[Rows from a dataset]
▬▬▬

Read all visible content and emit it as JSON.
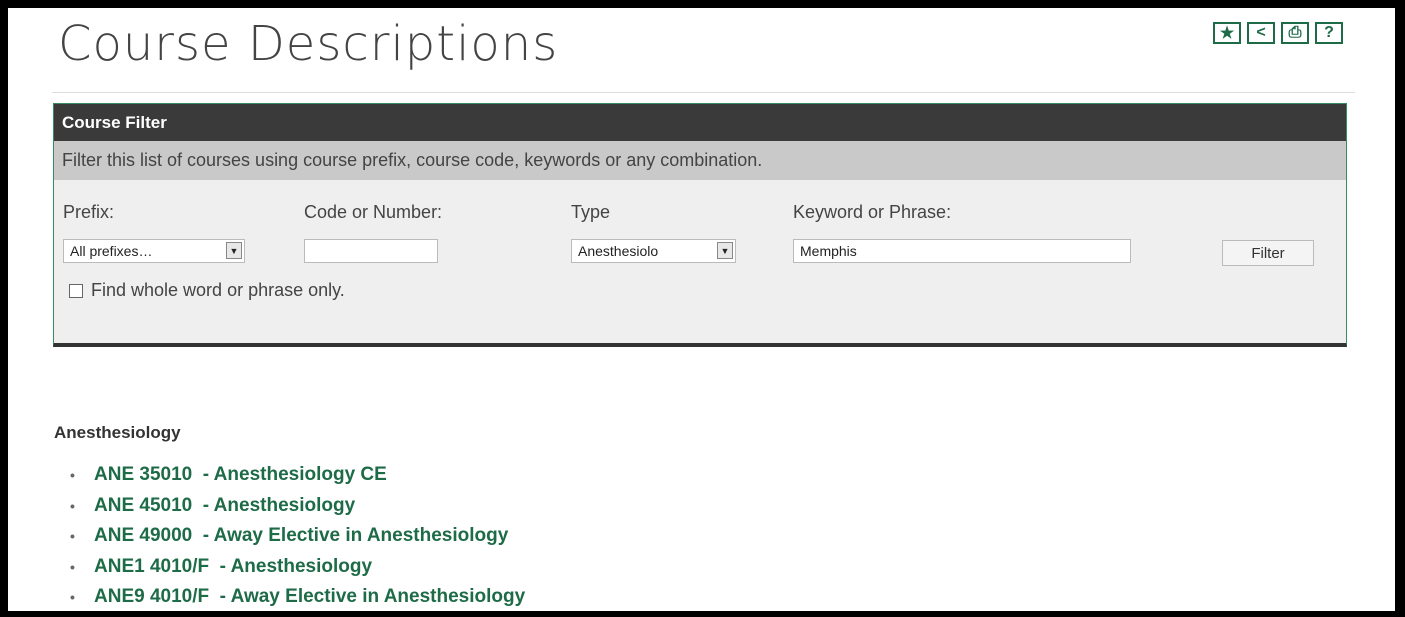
{
  "page": {
    "title": "Course Descriptions"
  },
  "toolbar": [
    {
      "icon": "star-icon",
      "glyph": "★"
    },
    {
      "icon": "share-icon",
      "glyph": "<"
    },
    {
      "icon": "print-icon",
      "glyph": "⎙"
    },
    {
      "icon": "help-icon",
      "glyph": "?"
    }
  ],
  "filter": {
    "header": "Course Filter",
    "description": "Filter this list of courses using course prefix, course code, keywords or any combination.",
    "prefix_label": "Prefix:",
    "prefix_value": "All prefixes…",
    "code_label": "Code or Number:",
    "code_value": "",
    "type_label": "Type",
    "type_value": "Anesthesiolo",
    "keyword_label": "Keyword or Phrase:",
    "keyword_value": "Memphis",
    "button_label": "Filter",
    "whole_word_label": "Find whole word or phrase only.",
    "whole_word_checked": false
  },
  "results": {
    "group": "Anesthesiology",
    "courses": [
      "ANE 35010  - Anesthesiology CE",
      "ANE 45010  - Anesthesiology",
      "ANE 49000  - Away Elective in Anesthesiology",
      "ANE1 4010/F  - Anesthesiology",
      "ANE9 4010/F  - Away Elective in Anesthesiology"
    ]
  },
  "colors": {
    "accent": "#1e6b47",
    "header_bg": "#3a3a3a",
    "desc_bg": "#c9c9c9"
  }
}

▬▬▬

**Given instruction**
Reproduce every line precisely as given, omitting all pictures.

**In response**
Read all visible content and emit it as JSON.
{
  "page": {
    "title": "Course Descriptions"
  },
  "toolbar": [
    {
      "icon": "star-icon",
      "glyph": "★"
    },
    {
      "icon": "share-icon",
      "glyph": "<"
    },
    {
      "icon": "print-icon",
      "glyph": "⎙"
    },
    {
      "icon": "help-icon",
      "glyph": "?"
    }
  ],
  "filter": {
    "header": "Course Filter",
    "description": "Filter this list of courses using course prefix, course code, keywords or any combination.",
    "prefix_label": "Prefix:",
    "prefix_value": "All prefixes…",
    "code_label": "Code or Number:",
    "code_value": "",
    "type_label": "Type",
    "type_value": "Anesthesiolo",
    "keyword_label": "Keyword or Phrase:",
    "keyword_value": "Memphis",
    "button_label": "Filter",
    "whole_word_label": "Find whole word or phrase only.",
    "whole_word_checked": false
  },
  "results": {
    "group": "Anesthesiology",
    "courses": [
      "ANE 35010  - Anesthesiology CE",
      "ANE 45010  - Anesthesiology",
      "ANE 49000  - Away Elective in Anesthesiology",
      "ANE1 4010/F  - Anesthesiology",
      "ANE9 4010/F  - Away Elective in Anesthesiology"
    ]
  },
  "colors": {
    "accent": "#1e6b47",
    "header_bg": "#3a3a3a",
    "desc_bg": "#c9c9c9"
  }
}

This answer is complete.